** start of Input records **

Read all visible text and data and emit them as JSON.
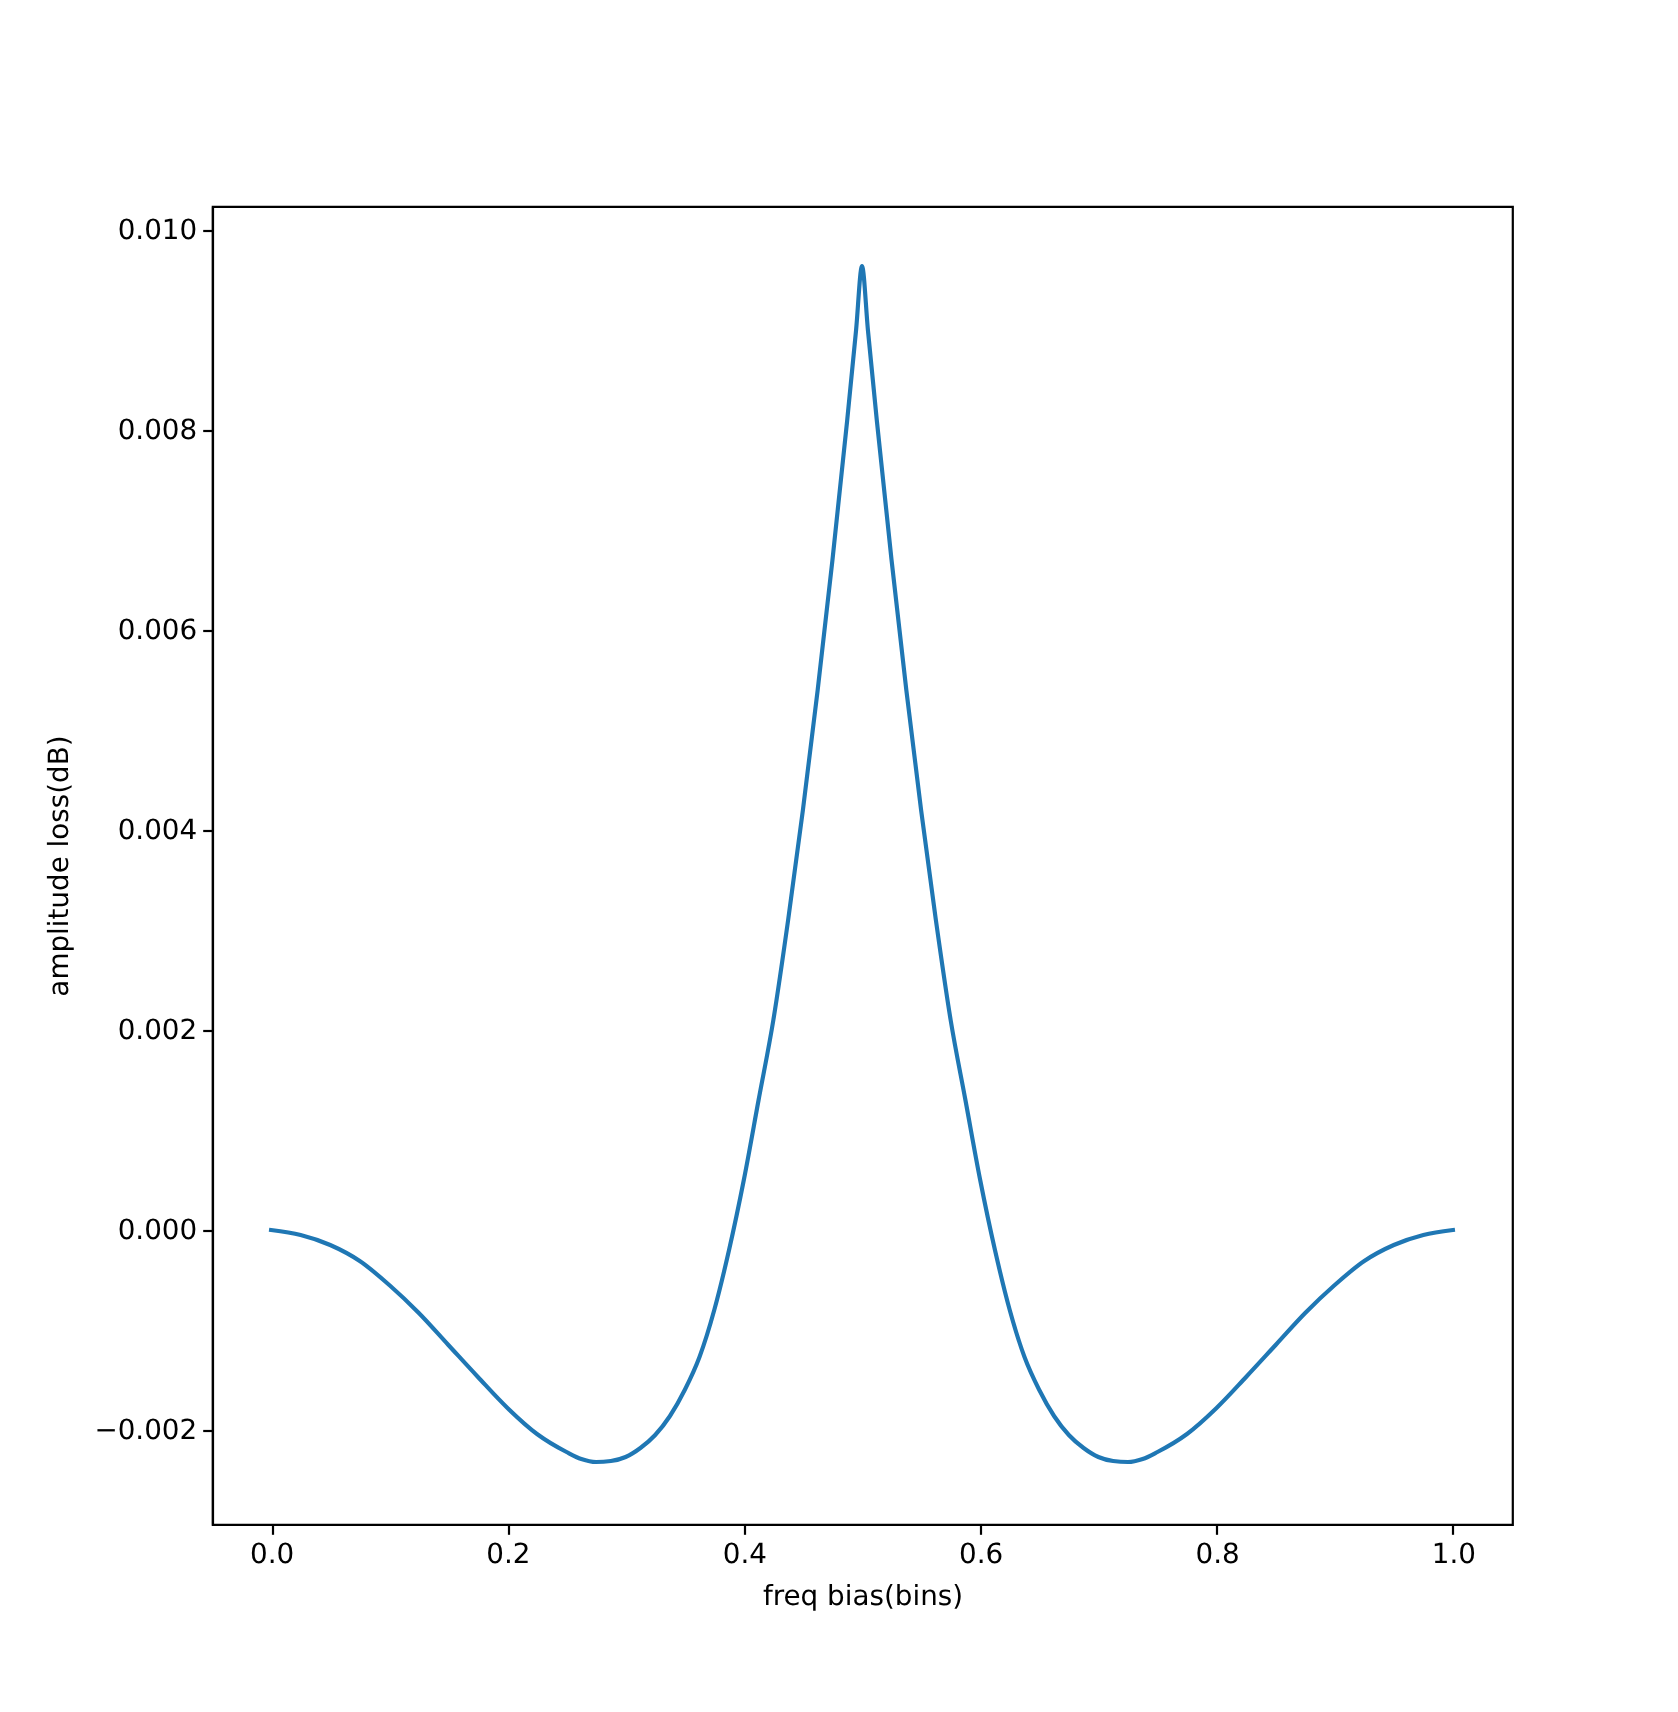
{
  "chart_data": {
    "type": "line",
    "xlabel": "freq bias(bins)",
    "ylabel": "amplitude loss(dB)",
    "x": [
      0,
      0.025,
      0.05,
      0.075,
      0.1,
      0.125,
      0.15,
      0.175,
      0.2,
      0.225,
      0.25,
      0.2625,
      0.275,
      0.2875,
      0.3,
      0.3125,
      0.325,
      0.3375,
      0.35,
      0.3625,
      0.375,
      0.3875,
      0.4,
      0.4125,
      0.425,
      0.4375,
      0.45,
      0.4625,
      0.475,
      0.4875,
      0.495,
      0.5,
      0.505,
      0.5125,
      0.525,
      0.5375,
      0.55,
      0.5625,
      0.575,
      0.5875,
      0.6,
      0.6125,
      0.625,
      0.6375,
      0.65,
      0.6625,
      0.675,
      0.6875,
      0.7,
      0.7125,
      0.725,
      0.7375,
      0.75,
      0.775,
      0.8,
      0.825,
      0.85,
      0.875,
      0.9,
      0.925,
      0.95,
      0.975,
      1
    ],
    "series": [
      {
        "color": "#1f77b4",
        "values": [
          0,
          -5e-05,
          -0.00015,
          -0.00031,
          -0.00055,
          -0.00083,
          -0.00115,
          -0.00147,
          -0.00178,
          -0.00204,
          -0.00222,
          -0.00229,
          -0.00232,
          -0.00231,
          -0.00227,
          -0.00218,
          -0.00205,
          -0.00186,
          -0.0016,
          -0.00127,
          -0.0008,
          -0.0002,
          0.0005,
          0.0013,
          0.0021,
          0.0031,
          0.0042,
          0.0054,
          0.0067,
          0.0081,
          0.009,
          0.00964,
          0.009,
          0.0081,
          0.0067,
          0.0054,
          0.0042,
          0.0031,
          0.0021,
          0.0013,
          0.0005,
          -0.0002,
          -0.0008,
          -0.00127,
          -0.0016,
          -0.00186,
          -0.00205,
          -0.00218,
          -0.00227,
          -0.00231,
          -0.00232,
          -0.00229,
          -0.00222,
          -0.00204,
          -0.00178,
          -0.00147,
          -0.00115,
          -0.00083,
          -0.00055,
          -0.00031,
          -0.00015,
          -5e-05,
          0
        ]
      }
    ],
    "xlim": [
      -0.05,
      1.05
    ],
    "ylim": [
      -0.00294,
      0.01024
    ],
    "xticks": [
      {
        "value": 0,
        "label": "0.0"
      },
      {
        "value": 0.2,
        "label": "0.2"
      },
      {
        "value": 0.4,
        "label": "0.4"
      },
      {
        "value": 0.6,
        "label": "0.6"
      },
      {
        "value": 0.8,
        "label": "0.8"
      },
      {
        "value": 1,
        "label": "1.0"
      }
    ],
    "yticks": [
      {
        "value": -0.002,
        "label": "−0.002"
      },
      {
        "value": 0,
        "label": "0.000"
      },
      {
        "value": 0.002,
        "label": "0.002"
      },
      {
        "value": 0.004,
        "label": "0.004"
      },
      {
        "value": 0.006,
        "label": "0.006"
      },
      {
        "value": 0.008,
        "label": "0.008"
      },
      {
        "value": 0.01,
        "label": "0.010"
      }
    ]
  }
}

** end of Input records **

### Goal
Skip the images and write out the rest of the listing exactly.

### Output for this exercise
Read all visible text and data and emit them as JSON.
{
  "chart_data": {
    "type": "line",
    "xlabel": "freq bias(bins)",
    "ylabel": "amplitude loss(dB)",
    "x": [
      0,
      0.025,
      0.05,
      0.075,
      0.1,
      0.125,
      0.15,
      0.175,
      0.2,
      0.225,
      0.25,
      0.2625,
      0.275,
      0.2875,
      0.3,
      0.3125,
      0.325,
      0.3375,
      0.35,
      0.3625,
      0.375,
      0.3875,
      0.4,
      0.4125,
      0.425,
      0.4375,
      0.45,
      0.4625,
      0.475,
      0.4875,
      0.495,
      0.5,
      0.505,
      0.5125,
      0.525,
      0.5375,
      0.55,
      0.5625,
      0.575,
      0.5875,
      0.6,
      0.6125,
      0.625,
      0.6375,
      0.65,
      0.6625,
      0.675,
      0.6875,
      0.7,
      0.7125,
      0.725,
      0.7375,
      0.75,
      0.775,
      0.8,
      0.825,
      0.85,
      0.875,
      0.9,
      0.925,
      0.95,
      0.975,
      1
    ],
    "series": [
      {
        "color": "#1f77b4",
        "values": [
          0,
          -5e-05,
          -0.00015,
          -0.00031,
          -0.00055,
          -0.00083,
          -0.00115,
          -0.00147,
          -0.00178,
          -0.00204,
          -0.00222,
          -0.00229,
          -0.00232,
          -0.00231,
          -0.00227,
          -0.00218,
          -0.00205,
          -0.00186,
          -0.0016,
          -0.00127,
          -0.0008,
          -0.0002,
          0.0005,
          0.0013,
          0.0021,
          0.0031,
          0.0042,
          0.0054,
          0.0067,
          0.0081,
          0.009,
          0.00964,
          0.009,
          0.0081,
          0.0067,
          0.0054,
          0.0042,
          0.0031,
          0.0021,
          0.0013,
          0.0005,
          -0.0002,
          -0.0008,
          -0.00127,
          -0.0016,
          -0.00186,
          -0.00205,
          -0.00218,
          -0.00227,
          -0.00231,
          -0.00232,
          -0.00229,
          -0.00222,
          -0.00204,
          -0.00178,
          -0.00147,
          -0.00115,
          -0.00083,
          -0.00055,
          -0.00031,
          -0.00015,
          -5e-05,
          0
        ]
      }
    ],
    "xlim": [
      -0.05,
      1.05
    ],
    "ylim": [
      -0.00294,
      0.01024
    ],
    "xticks": [
      {
        "value": 0,
        "label": "0.0"
      },
      {
        "value": 0.2,
        "label": "0.2"
      },
      {
        "value": 0.4,
        "label": "0.4"
      },
      {
        "value": 0.6,
        "label": "0.6"
      },
      {
        "value": 0.8,
        "label": "0.8"
      },
      {
        "value": 1,
        "label": "1.0"
      }
    ],
    "yticks": [
      {
        "value": -0.002,
        "label": "−0.002"
      },
      {
        "value": 0,
        "label": "0.000"
      },
      {
        "value": 0.002,
        "label": "0.002"
      },
      {
        "value": 0.004,
        "label": "0.004"
      },
      {
        "value": 0.006,
        "label": "0.006"
      },
      {
        "value": 0.008,
        "label": "0.008"
      },
      {
        "value": 0.01,
        "label": "0.010"
      }
    ]
  }
}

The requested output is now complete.